** Opening Document text block **

- Born: 13 January 1972 (age 54) Cairns, Queensland, Australia
- Other name: Adam Zwarr
- Notable work: Alex Burchill on Lowdown Adam Douglas on Wilfred The Wedding Party Rats and Cats
- Spouse: Amanda Brotchie ​ ​(m. 2003; died 2025)​

Comedy career
- Years active: 1990s–present
- Medium: Film, television

= Adam Zwar =

Australian actor, voice artist and writer (born 1972)

Adam Zwar (born 13 January 1972) is an Australian actor, voice artist and writer. He is best known for co-creating the Australian comedy series Squinters, Lowdown and Wilfred and also creating the Ten Network comedy Mr. Black as well as the popular factual series Agony Aunts, Agony Uncles, The Agony of Life, The Agony of Modern Manners and Agony. Zwar also presented and produced seminal cricket documentaries Underarm: The Ball That Changed Cricket and Bodyline: The Ultimate Test which took a forensic look at the infamous 1932–1933 Ashes series between Australia and England.

==Early life==
Zwar was born on 13 January 1972 in Cairns, Queensland, where he was also raised. His parents bought the family home from actor Leo McKern. Zwar is the son of author Desmond Zwar, who wrote the best-selling book The Loneliest Man in the World about Rudolf Hess. Zwar's mother, Delphine, was a long-time writer for the House and Garden magazine.

From the age of twelve, Zwar attended Smithfield High School and then Brisbane Grammar School, where he was captain of the cross-country team in his senior year. After high school he completed a journalism degree at the University of Southern Queensland in Toowoomba. He subsequently began studying acting. He undertook a journalism cadetship at The Cairns Post and subsequently moved to Melbourne to work for the Sunday Herald Sun.

After some time working at the Sunday Herald Sun, Zwar decided to pursue his interest in the film industry. In 1997, he left his full-time journalism job to do two jobs - as a freelance journalist and freelance actor. He performed in theatre and numerous television commercials and had guest roles in Neighbours, Blue Heelers and Sea Change. Each year, Zwar would save a portion of his income (usually around $A4000) and use it to produce a short film.

** Closing Document text block **
** Opening Supplied entries block **

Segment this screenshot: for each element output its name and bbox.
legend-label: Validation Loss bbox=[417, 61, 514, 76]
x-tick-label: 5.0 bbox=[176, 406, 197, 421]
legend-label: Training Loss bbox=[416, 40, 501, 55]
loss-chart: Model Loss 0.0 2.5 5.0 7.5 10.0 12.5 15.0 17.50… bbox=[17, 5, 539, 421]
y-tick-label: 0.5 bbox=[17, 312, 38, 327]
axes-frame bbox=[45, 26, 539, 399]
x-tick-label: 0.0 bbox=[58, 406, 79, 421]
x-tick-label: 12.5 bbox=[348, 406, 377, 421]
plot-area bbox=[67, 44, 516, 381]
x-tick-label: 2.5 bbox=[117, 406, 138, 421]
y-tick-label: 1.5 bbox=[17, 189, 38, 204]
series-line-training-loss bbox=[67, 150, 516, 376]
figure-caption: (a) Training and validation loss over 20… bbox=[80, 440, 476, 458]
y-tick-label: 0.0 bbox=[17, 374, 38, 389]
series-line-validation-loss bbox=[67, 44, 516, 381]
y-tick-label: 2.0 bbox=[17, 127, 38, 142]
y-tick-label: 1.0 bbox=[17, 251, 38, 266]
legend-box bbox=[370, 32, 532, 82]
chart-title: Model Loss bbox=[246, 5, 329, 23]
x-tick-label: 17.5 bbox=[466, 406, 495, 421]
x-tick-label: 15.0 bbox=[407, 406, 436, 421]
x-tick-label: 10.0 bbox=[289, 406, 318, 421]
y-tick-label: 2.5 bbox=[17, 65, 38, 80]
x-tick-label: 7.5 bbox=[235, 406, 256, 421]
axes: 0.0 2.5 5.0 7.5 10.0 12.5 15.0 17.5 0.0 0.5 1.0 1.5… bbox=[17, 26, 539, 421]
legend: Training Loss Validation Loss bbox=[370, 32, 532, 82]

** Closing Supplied entries block **

▶ What is expected
Please carry on the Adam Zwar biography, starting right after its final sentence.

▶ Response
==Career==
After guest appearances in several Australian television shows in the late 1990s, Adam co-wrote, produced and co-starred in the short film Wilfred in 2002 and then went on to co-create and co-star in the television series Wilfred, screened on SBS in 2007. Later that year, he won the AFI Award for Best Performance in a Television Comedy. After a second season on Wilfred, Adam collaborated with Amanda Brotchie, to create the popular comedy Lowdown, which went on to win Best Television Comedy Screenplay at the Australian Writers Guild Awards (AWGIES) in 2010 and 2012. Lowdown would also win Best Television Comedy at the 2013 AACTA Awards.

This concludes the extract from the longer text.